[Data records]
****************************************
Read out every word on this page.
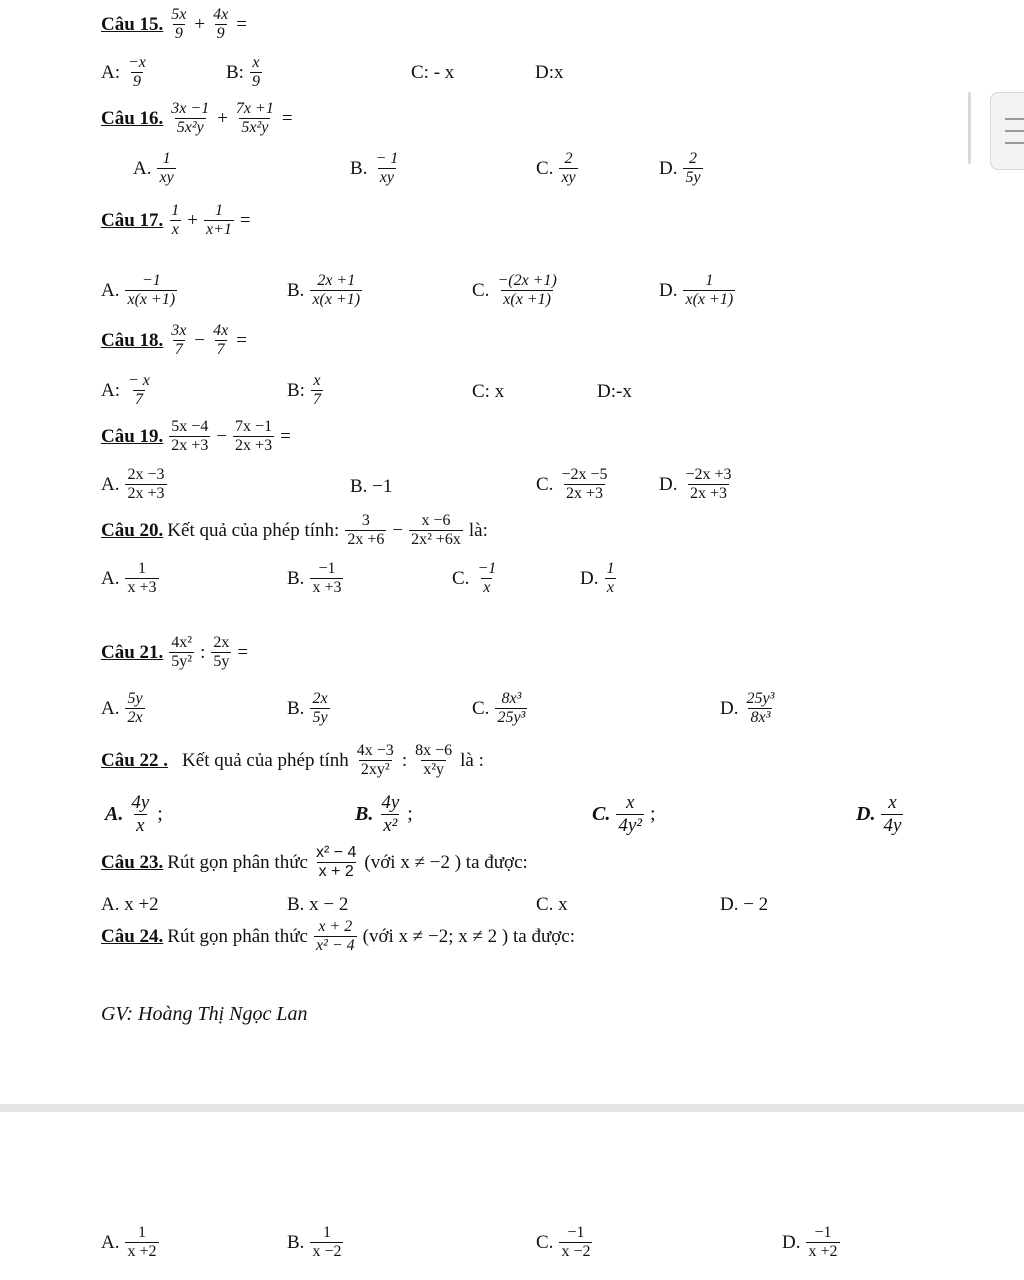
Câu 15. $\frac{5x}{9} + \frac{4x}{9}$ =
A: $\frac{-x}{9}$	B: $\frac{x}{9}$	C: - x	D:x
Câu 16. $\frac{3x -1}{\text{5x²y}} + \frac{7x +1}{\text{5x²y}}$ =
A. $\frac{1}{xy}$	B. $\frac{- 1}{xy}$	C. $\frac{2}{xy}$	D. $\frac{2}{5y}$
Câu 17. $\frac{1}{x} + \frac{1}{x+1}$ =
A. $\frac{-1}{x(x +1)}$	B. $\frac{2x +1}{x(x +1)}$	C. $\frac{-(2x +1)}{x(x +1)}$	D. $\frac{1}{x(x +1)}$
Câu 18. $\frac{3x}{7} - \frac{4x}{7}$ =
A: $\frac{- x}{7}$	B: $\frac{x}{7}$	C: x	D:-x
Câu 19. $\frac{5x -4}{2x +3} - \frac{7x -1}{2x +3}$ =
A. $\frac{2x -3}{2x +3}$	B. −1	C. $\frac{-2x -5}{2x +3}$	D. $\frac{-2x +3}{2x +3}$
Câu 20. Kết quả của phép tính: $\frac{3}{2x +6} - \frac{x -6}{\text{2x² +6x}}$ là:
A. $\frac{1}{x +3}$	B. $\frac{-1}{x +3}$	C. $\frac{-1}{x}$	D. $\frac{1}{x}$
Câu 21. $\frac{\text{4x²}}{\text{5y²}}$ : $\frac{2x}{5y}$ =
A. $\frac{5y}{2x}$	B. $\frac{2x}{5y}$	C. $\frac{\text{8x³}}{\text{25y³}}$	D. $\frac{\text{25y³}}{\text{8x³}}$
Câu 22 . Kết quả của phép tính $\frac{4x -3}{\text{2xy²}}$ : $\frac{8x -6}{\text{x²y}}$ là :
A. $\frac{4y}{x}$ ;	B. $\frac{4y}{\text{x²}}$ ;	C. $\frac{x}{\text{4y²}}$ ;	D. $\frac{x}{4y}$
Câu 23. Rút gọn phân thức $\frac{\text{x² − 4}}{x + 2}$ (với x ≠ −2 ) ta được:
A. x +2	B. x − 2	C. x	D. − 2
Câu 24. Rút gọn phân thức $\frac{x + 2}{\text{x² − 4}}$ (với x ≠ −2; x ≠ 2 ) ta được:
GV: Hoàng Thị Ngọc Lan
A. $\frac{1}{x +2}$	B. $\frac{1}{x -2}$	C. $\frac{-1}{x -2}$	D. $\frac{-1}{x +2}$
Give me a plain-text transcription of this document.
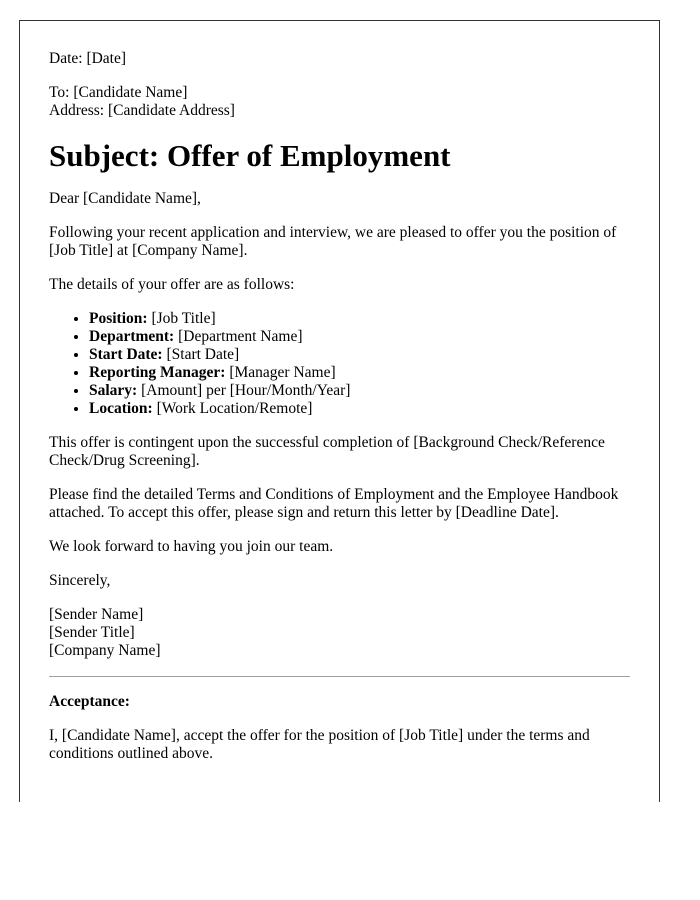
Date: [Date]

To: [Candidate Name]

Address: [Candidate Address]

Subject: Offer of Employment

Dear [Candidate Name],

Following your recent application and interview, we are pleased to offer you the position of [Job Title] at [Company Name].

The details of your offer are as follows:

• Position: [Job Title]
• Department: [Department Name]
• Start Date: [Start Date]
• Reporting Manager: [Manager Name]
• Salary: [Amount] per [Hour/Month/Year]
• Location: [Work Location/Remote]

This offer is contingent upon the successful completion of [Background Check/Reference Check/Drug Screening].

Please find the detailed Terms and Conditions of Employment and the Employee Handbook attached. To accept this offer, please sign and return this letter by [Deadline Date].

We look forward to having you join our team.

Sincerely,

[Sender Name]

[Sender Title]

[Company Name]

Acceptance:

I, [Candidate Name], accept the offer for the position of [Job Title] under the terms and conditions outlined above.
****************************************
**YOUR OBJECTIVE:**
Each line above that holds the string "Name" should be copied and shown.

**THE REPLY:**
To: [Candidate Name]
Dear [Candidate Name],
Following your recent application and interview, we are pleased to offer you the position of [Job Title] at [Company Name].
• Department: [Department Name]
• Reporting Manager: [Manager Name]
[Sender Name]
[Company Name]
I, [Candidate Name], accept the offer for the position of [Job Title] under the terms and conditions outlined above.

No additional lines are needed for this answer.